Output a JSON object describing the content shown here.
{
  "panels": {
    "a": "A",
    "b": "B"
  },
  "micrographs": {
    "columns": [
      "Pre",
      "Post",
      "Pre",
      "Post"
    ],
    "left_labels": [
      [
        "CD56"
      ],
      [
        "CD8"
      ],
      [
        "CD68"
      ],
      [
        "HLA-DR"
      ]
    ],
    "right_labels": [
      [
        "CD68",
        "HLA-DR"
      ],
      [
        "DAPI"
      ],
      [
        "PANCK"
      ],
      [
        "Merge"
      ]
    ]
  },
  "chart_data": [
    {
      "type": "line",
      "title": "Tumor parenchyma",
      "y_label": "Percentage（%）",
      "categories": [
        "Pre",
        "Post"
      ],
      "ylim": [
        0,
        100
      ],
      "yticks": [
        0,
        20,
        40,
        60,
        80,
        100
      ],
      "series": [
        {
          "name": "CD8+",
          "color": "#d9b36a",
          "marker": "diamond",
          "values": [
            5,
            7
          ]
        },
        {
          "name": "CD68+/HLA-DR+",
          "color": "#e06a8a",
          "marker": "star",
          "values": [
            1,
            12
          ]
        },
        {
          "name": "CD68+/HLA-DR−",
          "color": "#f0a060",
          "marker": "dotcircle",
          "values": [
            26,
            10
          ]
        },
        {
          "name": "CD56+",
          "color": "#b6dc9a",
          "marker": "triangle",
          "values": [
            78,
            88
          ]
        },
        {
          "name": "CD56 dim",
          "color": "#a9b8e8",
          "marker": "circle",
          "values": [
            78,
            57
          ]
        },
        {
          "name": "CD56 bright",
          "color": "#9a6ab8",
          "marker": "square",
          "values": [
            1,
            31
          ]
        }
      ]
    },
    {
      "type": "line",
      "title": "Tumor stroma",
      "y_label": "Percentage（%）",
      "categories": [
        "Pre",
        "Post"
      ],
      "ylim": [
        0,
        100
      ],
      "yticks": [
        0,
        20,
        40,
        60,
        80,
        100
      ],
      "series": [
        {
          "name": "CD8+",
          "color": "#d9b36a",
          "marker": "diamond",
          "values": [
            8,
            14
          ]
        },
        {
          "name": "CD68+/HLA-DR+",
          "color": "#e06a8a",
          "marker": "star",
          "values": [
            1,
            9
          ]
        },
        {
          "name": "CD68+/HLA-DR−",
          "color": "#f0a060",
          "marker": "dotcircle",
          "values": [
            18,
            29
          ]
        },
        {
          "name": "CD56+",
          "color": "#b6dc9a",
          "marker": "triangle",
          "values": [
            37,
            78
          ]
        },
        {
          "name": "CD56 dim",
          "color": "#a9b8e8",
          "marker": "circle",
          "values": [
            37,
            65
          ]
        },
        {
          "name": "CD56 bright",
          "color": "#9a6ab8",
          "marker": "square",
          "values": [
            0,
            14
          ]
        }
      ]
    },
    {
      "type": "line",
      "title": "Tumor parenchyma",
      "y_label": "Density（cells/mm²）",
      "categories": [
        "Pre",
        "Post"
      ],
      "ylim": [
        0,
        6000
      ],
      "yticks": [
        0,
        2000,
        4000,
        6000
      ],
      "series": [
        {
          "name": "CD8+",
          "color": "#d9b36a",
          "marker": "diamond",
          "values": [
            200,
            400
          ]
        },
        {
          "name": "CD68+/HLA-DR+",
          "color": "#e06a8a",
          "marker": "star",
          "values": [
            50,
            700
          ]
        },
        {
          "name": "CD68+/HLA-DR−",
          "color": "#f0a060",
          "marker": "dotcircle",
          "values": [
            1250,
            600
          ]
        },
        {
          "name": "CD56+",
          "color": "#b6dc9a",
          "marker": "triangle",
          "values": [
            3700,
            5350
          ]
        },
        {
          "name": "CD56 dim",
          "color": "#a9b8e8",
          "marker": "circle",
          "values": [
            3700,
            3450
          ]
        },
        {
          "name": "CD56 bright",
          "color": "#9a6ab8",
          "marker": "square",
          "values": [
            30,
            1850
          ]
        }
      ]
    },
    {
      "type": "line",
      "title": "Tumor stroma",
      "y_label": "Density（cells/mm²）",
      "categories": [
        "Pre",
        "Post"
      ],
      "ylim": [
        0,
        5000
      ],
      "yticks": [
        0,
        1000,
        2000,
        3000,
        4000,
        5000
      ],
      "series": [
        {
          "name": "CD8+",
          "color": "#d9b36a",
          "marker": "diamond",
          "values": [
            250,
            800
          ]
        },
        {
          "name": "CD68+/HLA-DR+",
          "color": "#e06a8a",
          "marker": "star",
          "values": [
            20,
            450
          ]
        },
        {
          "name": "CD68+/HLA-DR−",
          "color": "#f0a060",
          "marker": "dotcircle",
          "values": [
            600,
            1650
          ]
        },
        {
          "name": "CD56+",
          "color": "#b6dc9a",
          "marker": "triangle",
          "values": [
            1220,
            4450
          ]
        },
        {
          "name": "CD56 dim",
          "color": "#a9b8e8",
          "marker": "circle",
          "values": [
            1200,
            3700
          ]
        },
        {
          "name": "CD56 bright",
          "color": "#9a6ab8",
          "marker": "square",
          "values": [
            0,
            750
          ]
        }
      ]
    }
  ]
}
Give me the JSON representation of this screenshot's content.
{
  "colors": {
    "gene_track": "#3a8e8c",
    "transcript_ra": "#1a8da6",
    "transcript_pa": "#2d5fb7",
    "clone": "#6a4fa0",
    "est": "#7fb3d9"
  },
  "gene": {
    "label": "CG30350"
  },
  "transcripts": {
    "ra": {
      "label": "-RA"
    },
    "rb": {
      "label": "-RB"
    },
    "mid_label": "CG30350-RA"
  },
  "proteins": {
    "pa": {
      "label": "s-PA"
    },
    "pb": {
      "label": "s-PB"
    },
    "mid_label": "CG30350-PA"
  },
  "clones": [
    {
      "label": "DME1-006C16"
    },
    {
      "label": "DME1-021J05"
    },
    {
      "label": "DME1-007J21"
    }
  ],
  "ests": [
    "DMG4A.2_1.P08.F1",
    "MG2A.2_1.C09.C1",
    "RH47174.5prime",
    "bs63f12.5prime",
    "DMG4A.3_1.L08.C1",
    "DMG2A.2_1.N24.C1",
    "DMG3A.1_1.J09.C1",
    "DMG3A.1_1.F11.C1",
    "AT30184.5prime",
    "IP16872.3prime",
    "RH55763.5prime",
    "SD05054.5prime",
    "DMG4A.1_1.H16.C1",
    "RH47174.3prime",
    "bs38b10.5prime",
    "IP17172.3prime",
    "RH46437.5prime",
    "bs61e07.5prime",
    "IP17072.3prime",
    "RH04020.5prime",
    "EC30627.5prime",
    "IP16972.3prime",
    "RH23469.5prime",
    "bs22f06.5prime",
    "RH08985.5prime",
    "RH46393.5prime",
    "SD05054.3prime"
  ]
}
________________
#### [Task to carry out]
An exact copy of every record is required.

#### [Answer for the task]
Output a JSON object describing the content shown here.
{
  "panels": {
    "a": "A",
    "b": "B"
  },
  "micrographs": {
    "columns": [
      "Pre",
      "Post",
      "Pre",
      "Post"
    ],
    "left_labels": [
      [
        "CD56"
      ],
      [
        "CD8"
      ],
      [
        "CD68"
      ],
      [
        "HLA-DR"
      ]
    ],
    "right_labels": [
      [
        "CD68",
        "HLA-DR"
      ],
      [
        "DAPI"
      ],
      [
        "PANCK"
      ],
      [
        "Merge"
      ]
    ]
  },
  "chart_data": [
    {
      "type": "line",
      "title": "Tumor parenchyma",
      "y_label": "Percentage（%）",
      "categories": [
        "Pre",
        "Post"
      ],
      "ylim": [
        0,
        100
      ],
      "yticks": [
        0,
        20,
        40,
        60,
        80,
        100
      ],
      "series": [
        {
          "name": "CD8+",
          "color": "#d9b36a",
          "marker": "diamond",
          "values": [
            5,
            7
          ]
        },
        {
          "name": "CD68+/HLA-DR+",
          "color": "#e06a8a",
          "marker": "star",
          "values": [
            1,
            12
          ]
        },
        {
          "name": "CD68+/HLA-DR−",
          "color": "#f0a060",
          "marker": "dotcircle",
          "values": [
            26,
            10
          ]
        },
        {
          "name": "CD56+",
          "color": "#b6dc9a",
          "marker": "triangle",
          "values": [
            78,
            88
          ]
        },
        {
          "name": "CD56 dim",
          "color": "#a9b8e8",
          "marker": "circle",
          "values": [
            78,
            57
          ]
        },
        {
          "name": "CD56 bright",
          "color": "#9a6ab8",
          "marker": "square",
          "values": [
            1,
            31
          ]
        }
      ]
    },
    {
      "type": "line",
      "title": "Tumor stroma",
      "y_label": "Percentage（%）",
      "categories": [
        "Pre",
        "Post"
      ],
      "ylim": [
        0,
        100
      ],
      "yticks": [
        0,
        20,
        40,
        60,
        80,
        100
      ],
      "series": [
        {
          "name": "CD8+",
          "color": "#d9b36a",
          "marker": "diamond",
          "values": [
            8,
            14
          ]
        },
        {
          "name": "CD68+/HLA-DR+",
          "color": "#e06a8a",
          "marker": "star",
          "values": [
            1,
            9
          ]
        },
        {
          "name": "CD68+/HLA-DR−",
          "color": "#f0a060",
          "marker": "dotcircle",
          "values": [
            18,
            29
          ]
        },
        {
          "name": "CD56+",
          "color": "#b6dc9a",
          "marker": "triangle",
          "values": [
            37,
            78
          ]
        },
        {
          "name": "CD56 dim",
          "color": "#a9b8e8",
          "marker": "circle",
          "values": [
            37,
            65
          ]
        },
        {
          "name": "CD56 bright",
          "color": "#9a6ab8",
          "marker": "square",
          "values": [
            0,
            14
          ]
        }
      ]
    },
    {
      "type": "line",
      "title": "Tumor parenchyma",
      "y_label": "Density（cells/mm²）",
      "categories": [
        "Pre",
        "Post"
      ],
      "ylim": [
        0,
        6000
      ],
      "yticks": [
        0,
        2000,
        4000,
        6000
      ],
      "series": [
        {
          "name": "CD8+",
          "color": "#d9b36a",
          "marker": "diamond",
          "values": [
            200,
            400
          ]
        },
        {
          "name": "CD68+/HLA-DR+",
          "color": "#e06a8a",
          "marker": "star",
          "values": [
            50,
            700
          ]
        },
        {
          "name": "CD68+/HLA-DR−",
          "color": "#f0a060",
          "marker": "dotcircle",
          "values": [
            1250,
            600
          ]
        },
        {
          "name": "CD56+",
          "color": "#b6dc9a",
          "marker": "triangle",
          "values": [
            3700,
            5350
          ]
        },
        {
          "name": "CD56 dim",
          "color": "#a9b8e8",
          "marker": "circle",
          "values": [
            3700,
            3450
          ]
        },
        {
          "name": "CD56 bright",
          "color": "#9a6ab8",
          "marker": "square",
          "values": [
            30,
            1850
          ]
        }
      ]
    },
    {
      "type": "line",
      "title": "Tumor stroma",
      "y_label": "Density（cells/mm²）",
      "categories": [
        "Pre",
        "Post"
      ],
      "ylim": [
        0,
        5000
      ],
      "yticks": [
        0,
        1000,
        2000,
        3000,
        4000,
        5000
      ],
      "series": [
        {
          "name": "CD8+",
          "color": "#d9b36a",
          "marker": "diamond",
          "values": [
            250,
            800
          ]
        },
        {
          "name": "CD68+/HLA-DR+",
          "color": "#e06a8a",
          "marker": "star",
          "values": [
            20,
            450
          ]
        },
        {
          "name": "CD68+/HLA-DR−",
          "color": "#f0a060",
          "marker": "dotcircle",
          "values": [
            600,
            1650
          ]
        },
        {
          "name": "CD56+",
          "color": "#b6dc9a",
          "marker": "triangle",
          "values": [
            1220,
            4450
          ]
        },
        {
          "name": "CD56 dim",
          "color": "#a9b8e8",
          "marker": "circle",
          "values": [
            1200,
            3700
          ]
        },
        {
          "name": "CD56 bright",
          "color": "#9a6ab8",
          "marker": "square",
          "values": [
            0,
            750
          ]
        }
      ]
    }
  ]
}
Give me the JSON representation of this screenshot's content.
{
  "colors": {
    "gene_track": "#3a8e8c",
    "transcript_ra": "#1a8da6",
    "transcript_pa": "#2d5fb7",
    "clone": "#6a4fa0",
    "est": "#7fb3d9"
  },
  "gene": {
    "label": "CG30350"
  },
  "transcripts": {
    "ra": {
      "label": "-RA"
    },
    "rb": {
      "label": "-RB"
    },
    "mid_label": "CG30350-RA"
  },
  "proteins": {
    "pa": {
      "label": "s-PA"
    },
    "pb": {
      "label": "s-PB"
    },
    "mid_label": "CG30350-PA"
  },
  "clones": [
    {
      "label": "DME1-006C16"
    },
    {
      "label": "DME1-021J05"
    },
    {
      "label": "DME1-007J21"
    }
  ],
  "ests": [
    "DMG4A.2_1.P08.F1",
    "MG2A.2_1.C09.C1",
    "RH47174.5prime",
    "bs63f12.5prime",
    "DMG4A.3_1.L08.C1",
    "DMG2A.2_1.N24.C1",
    "DMG3A.1_1.J09.C1",
    "DMG3A.1_1.F11.C1",
    "AT30184.5prime",
    "IP16872.3prime",
    "RH55763.5prime",
    "SD05054.5prime",
    "DMG4A.1_1.H16.C1",
    "RH47174.3prime",
    "bs38b10.5prime",
    "IP17172.3prime",
    "RH46437.5prime",
    "bs61e07.5prime",
    "IP17072.3prime",
    "RH04020.5prime",
    "EC30627.5prime",
    "IP16972.3prime",
    "RH23469.5prime",
    "bs22f06.5prime",
    "RH08985.5prime",
    "RH46393.5prime",
    "SD05054.3prime"
  ]
}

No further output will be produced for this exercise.